● Job
Print every record below exactly as written.
══════
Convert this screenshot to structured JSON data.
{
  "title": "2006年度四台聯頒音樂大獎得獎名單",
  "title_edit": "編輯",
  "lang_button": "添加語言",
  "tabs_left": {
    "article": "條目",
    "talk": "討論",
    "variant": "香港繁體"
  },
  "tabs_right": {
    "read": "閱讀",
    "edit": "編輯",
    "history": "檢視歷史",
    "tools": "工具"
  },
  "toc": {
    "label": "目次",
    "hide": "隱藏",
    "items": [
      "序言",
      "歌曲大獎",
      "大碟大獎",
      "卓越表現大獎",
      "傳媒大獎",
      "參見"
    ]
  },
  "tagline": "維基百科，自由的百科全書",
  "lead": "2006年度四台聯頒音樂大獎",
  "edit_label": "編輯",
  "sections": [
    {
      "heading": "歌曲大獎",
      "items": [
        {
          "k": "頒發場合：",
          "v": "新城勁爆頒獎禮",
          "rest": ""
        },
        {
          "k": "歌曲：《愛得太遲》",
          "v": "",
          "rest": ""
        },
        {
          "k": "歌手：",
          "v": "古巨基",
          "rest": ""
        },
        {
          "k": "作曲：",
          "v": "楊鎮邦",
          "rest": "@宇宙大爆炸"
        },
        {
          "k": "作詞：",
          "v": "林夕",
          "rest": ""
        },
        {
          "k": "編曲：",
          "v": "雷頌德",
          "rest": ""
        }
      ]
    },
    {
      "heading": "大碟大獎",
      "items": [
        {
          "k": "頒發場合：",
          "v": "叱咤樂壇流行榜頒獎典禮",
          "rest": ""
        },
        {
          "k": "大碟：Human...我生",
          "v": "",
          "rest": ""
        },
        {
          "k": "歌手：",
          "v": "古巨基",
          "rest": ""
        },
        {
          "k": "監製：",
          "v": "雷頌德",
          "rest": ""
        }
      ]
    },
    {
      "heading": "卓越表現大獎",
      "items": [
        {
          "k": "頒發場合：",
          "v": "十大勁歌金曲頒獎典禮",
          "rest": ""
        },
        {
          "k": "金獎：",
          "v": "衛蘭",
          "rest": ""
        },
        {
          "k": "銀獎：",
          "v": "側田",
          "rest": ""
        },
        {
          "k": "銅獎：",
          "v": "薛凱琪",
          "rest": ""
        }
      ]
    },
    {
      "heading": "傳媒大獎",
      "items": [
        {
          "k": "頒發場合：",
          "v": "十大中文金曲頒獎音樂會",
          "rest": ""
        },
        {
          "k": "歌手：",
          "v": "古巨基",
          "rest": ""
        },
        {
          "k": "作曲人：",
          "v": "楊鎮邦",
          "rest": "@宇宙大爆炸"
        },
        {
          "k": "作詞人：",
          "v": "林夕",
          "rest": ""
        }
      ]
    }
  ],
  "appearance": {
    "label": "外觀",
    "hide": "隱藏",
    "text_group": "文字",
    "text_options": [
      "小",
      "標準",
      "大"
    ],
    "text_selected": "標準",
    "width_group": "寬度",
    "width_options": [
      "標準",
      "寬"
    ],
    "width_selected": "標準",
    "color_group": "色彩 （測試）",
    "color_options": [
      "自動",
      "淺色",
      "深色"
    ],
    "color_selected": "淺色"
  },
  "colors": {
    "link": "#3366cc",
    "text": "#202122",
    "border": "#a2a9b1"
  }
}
══════
● Result for this exercise
Convert this screenshot to structured JSON data.
{
  "title": "2006年度四台聯頒音樂大獎得獎名單",
  "title_edit": "編輯",
  "lang_button": "添加語言",
  "tabs_left": {
    "article": "條目",
    "talk": "討論",
    "variant": "香港繁體"
  },
  "tabs_right": {
    "read": "閱讀",
    "edit": "編輯",
    "history": "檢視歷史",
    "tools": "工具"
  },
  "toc": {
    "label": "目次",
    "hide": "隱藏",
    "items": [
      "序言",
      "歌曲大獎",
      "大碟大獎",
      "卓越表現大獎",
      "傳媒大獎",
      "參見"
    ]
  },
  "tagline": "維基百科，自由的百科全書",
  "lead": "2006年度四台聯頒音樂大獎",
  "edit_label": "編輯",
  "sections": [
    {
      "heading": "歌曲大獎",
      "items": [
        {
          "k": "頒發場合：",
          "v": "新城勁爆頒獎禮",
          "rest": ""
        },
        {
          "k": "歌曲：《愛得太遲》",
          "v": "",
          "rest": ""
        },
        {
          "k": "歌手：",
          "v": "古巨基",
          "rest": ""
        },
        {
          "k": "作曲：",
          "v": "楊鎮邦",
          "rest": "@宇宙大爆炸"
        },
        {
          "k": "作詞：",
          "v": "林夕",
          "rest": ""
        },
        {
          "k": "編曲：",
          "v": "雷頌德",
          "rest": ""
        }
      ]
    },
    {
      "heading": "大碟大獎",
      "items": [
        {
          "k": "頒發場合：",
          "v": "叱咤樂壇流行榜頒獎典禮",
          "rest": ""
        },
        {
          "k": "大碟：Human...我生",
          "v": "",
          "rest": ""
        },
        {
          "k": "歌手：",
          "v": "古巨基",
          "rest": ""
        },
        {
          "k": "監製：",
          "v": "雷頌德",
          "rest": ""
        }
      ]
    },
    {
      "heading": "卓越表現大獎",
      "items": [
        {
          "k": "頒發場合：",
          "v": "十大勁歌金曲頒獎典禮",
          "rest": ""
        },
        {
          "k": "金獎：",
          "v": "衛蘭",
          "rest": ""
        },
        {
          "k": "銀獎：",
          "v": "側田",
          "rest": ""
        },
        {
          "k": "銅獎：",
          "v": "薛凱琪",
          "rest": ""
        }
      ]
    },
    {
      "heading": "傳媒大獎",
      "items": [
        {
          "k": "頒發場合：",
          "v": "十大中文金曲頒獎音樂會",
          "rest": ""
        },
        {
          "k": "歌手：",
          "v": "古巨基",
          "rest": ""
        },
        {
          "k": "作曲人：",
          "v": "楊鎮邦",
          "rest": "@宇宙大爆炸"
        },
        {
          "k": "作詞人：",
          "v": "林夕",
          "rest": ""
        }
      ]
    }
  ],
  "appearance": {
    "label": "外觀",
    "hide": "隱藏",
    "text_group": "文字",
    "text_options": [
      "小",
      "標準",
      "大"
    ],
    "text_selected": "標準",
    "width_group": "寬度",
    "width_options": [
      "標準",
      "寬"
    ],
    "width_selected": "標準",
    "color_group": "色彩 （測試）",
    "color_options": [
      "自動",
      "淺色",
      "深色"
    ],
    "color_selected": "淺色"
  },
  "colors": {
    "link": "#3366cc",
    "text": "#202122",
    "border": "#a2a9b1"
  }
}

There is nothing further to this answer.